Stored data
⟨
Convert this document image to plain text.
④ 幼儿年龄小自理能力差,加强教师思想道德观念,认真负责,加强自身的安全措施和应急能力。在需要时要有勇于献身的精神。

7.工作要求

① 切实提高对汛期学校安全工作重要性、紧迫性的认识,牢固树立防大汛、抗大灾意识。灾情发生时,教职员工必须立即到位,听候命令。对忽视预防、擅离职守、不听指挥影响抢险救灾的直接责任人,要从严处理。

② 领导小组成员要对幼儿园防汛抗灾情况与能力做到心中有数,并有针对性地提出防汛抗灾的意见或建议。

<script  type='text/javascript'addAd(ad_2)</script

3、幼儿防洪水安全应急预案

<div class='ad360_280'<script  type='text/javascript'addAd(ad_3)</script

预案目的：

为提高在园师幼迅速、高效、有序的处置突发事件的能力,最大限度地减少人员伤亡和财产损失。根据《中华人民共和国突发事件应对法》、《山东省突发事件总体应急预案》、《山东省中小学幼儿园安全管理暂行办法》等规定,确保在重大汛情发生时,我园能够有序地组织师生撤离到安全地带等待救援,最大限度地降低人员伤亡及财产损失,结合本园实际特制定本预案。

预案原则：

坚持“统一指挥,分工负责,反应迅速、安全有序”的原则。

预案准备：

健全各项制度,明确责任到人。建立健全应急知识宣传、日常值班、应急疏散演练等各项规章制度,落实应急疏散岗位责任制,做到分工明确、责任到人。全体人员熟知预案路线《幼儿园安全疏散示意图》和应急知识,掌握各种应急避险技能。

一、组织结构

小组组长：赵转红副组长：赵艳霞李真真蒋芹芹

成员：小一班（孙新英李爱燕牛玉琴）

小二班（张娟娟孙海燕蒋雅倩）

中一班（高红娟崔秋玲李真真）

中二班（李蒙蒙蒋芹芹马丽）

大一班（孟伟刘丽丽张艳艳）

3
⟩
Objective
Report how many lines of the entries hold the string "type". Provide the number alone.

Right answer
2